Record excerpts:
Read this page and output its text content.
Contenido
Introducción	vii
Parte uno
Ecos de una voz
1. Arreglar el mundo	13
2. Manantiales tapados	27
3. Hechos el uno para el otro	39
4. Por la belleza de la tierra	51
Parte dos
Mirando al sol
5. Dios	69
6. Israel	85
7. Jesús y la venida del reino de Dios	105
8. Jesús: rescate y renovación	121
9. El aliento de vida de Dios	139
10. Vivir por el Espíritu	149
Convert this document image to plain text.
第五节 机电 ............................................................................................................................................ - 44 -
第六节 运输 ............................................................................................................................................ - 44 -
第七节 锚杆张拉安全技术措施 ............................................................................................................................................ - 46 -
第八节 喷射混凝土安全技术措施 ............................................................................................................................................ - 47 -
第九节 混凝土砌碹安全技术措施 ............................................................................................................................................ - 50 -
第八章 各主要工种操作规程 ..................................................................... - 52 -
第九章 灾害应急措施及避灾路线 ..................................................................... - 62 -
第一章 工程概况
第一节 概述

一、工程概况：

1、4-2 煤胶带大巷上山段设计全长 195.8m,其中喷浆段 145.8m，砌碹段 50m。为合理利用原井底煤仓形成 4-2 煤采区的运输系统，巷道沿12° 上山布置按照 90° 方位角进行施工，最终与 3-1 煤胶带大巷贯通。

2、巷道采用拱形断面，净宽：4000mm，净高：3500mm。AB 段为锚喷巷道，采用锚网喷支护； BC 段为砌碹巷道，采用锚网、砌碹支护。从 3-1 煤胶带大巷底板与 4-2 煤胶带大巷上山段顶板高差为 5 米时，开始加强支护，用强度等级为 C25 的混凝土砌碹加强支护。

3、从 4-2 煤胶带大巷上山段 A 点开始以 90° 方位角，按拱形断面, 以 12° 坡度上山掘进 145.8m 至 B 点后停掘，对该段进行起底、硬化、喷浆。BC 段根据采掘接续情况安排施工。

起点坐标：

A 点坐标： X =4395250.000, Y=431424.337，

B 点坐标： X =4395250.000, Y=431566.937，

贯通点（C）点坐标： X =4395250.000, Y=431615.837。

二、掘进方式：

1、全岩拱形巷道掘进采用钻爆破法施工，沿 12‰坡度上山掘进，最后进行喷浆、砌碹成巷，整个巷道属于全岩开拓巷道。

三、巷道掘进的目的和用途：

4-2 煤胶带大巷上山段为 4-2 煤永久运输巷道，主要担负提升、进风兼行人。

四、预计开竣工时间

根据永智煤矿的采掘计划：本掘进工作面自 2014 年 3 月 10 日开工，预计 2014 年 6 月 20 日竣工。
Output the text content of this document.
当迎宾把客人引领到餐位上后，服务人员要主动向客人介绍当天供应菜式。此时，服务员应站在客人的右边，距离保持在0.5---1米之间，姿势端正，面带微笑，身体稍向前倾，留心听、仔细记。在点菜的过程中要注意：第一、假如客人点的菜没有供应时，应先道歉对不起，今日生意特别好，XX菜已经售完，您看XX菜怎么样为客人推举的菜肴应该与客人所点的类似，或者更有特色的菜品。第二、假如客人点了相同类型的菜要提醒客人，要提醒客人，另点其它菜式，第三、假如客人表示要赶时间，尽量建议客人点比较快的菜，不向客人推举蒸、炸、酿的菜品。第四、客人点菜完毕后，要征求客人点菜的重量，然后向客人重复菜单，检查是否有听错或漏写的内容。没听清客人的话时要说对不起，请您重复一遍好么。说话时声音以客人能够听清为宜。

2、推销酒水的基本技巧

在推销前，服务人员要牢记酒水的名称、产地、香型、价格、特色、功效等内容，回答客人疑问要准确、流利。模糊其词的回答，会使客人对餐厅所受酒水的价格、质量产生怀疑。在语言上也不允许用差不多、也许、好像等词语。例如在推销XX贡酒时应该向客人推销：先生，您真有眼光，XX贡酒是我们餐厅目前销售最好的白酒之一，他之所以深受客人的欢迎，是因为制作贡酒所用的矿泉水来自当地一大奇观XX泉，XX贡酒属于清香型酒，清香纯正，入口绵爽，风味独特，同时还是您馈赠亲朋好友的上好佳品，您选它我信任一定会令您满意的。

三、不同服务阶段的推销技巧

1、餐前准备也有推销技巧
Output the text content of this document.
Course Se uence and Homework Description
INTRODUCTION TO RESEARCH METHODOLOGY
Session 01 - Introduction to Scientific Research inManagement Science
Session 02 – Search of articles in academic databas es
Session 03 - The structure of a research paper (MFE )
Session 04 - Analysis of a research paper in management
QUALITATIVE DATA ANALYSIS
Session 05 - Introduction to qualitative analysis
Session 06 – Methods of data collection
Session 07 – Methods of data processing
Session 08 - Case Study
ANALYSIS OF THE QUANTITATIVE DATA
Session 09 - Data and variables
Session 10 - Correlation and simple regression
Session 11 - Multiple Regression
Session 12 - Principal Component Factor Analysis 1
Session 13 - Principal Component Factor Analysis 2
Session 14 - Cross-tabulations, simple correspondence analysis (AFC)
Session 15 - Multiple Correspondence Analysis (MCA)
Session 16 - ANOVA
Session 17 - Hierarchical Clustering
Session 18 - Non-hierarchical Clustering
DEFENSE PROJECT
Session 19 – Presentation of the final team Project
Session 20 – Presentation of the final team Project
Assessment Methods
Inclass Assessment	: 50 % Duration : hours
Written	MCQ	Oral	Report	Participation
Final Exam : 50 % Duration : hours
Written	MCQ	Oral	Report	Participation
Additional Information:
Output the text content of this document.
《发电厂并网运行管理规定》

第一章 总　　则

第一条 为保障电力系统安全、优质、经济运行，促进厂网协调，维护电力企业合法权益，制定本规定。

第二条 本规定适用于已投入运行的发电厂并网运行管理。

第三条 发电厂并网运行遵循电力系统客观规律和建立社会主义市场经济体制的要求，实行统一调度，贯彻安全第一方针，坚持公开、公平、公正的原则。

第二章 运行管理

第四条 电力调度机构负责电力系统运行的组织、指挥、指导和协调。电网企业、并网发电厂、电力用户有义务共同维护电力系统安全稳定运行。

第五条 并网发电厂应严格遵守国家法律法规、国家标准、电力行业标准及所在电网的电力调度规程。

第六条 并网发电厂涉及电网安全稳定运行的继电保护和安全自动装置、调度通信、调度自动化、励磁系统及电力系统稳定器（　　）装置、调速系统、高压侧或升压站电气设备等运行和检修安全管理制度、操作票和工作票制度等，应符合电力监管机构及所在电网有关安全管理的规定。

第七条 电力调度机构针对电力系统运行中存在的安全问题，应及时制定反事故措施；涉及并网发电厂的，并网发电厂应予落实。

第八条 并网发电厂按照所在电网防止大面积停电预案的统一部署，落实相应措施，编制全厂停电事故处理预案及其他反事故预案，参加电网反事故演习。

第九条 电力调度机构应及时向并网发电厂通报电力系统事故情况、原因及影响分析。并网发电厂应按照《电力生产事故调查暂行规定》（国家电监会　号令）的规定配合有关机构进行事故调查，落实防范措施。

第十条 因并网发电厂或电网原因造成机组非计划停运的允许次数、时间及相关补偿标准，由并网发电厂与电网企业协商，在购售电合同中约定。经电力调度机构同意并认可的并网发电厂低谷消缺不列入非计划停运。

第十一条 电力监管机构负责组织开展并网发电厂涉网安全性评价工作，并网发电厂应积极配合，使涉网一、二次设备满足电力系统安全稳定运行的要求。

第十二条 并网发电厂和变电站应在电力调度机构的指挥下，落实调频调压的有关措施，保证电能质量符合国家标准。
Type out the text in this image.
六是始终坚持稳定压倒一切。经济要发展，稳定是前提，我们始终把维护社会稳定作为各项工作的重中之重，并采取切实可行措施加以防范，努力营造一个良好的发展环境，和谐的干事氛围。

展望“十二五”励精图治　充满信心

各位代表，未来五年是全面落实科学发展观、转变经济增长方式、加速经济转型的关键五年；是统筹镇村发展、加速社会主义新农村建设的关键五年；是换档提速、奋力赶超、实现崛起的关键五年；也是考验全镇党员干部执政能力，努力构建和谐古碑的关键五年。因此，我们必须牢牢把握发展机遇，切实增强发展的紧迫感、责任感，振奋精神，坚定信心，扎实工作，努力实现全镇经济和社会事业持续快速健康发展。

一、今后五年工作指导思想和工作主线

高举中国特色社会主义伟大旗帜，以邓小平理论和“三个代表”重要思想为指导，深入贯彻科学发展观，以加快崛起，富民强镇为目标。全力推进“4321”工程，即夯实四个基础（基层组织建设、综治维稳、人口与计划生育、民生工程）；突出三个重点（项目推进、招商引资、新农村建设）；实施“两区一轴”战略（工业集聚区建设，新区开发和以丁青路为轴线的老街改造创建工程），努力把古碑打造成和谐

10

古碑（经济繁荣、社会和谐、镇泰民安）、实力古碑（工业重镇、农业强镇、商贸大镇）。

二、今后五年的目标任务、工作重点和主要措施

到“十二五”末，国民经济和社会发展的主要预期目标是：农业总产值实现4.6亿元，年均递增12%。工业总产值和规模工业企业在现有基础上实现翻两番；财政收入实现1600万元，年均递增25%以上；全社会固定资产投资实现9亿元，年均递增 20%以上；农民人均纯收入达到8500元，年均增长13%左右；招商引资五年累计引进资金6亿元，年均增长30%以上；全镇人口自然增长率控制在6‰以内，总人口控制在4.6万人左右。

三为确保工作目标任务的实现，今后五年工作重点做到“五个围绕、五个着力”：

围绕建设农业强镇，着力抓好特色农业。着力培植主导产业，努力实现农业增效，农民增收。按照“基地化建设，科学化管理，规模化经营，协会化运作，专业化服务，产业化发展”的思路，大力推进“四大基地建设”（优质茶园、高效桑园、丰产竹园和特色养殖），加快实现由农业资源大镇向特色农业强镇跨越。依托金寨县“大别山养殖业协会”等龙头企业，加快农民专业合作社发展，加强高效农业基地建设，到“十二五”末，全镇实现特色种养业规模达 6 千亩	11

Task prompt: Wherever a line in the data above holds "image", copy that line.

Task answer:
Convert this document image to plain text.
Type out the text in this image.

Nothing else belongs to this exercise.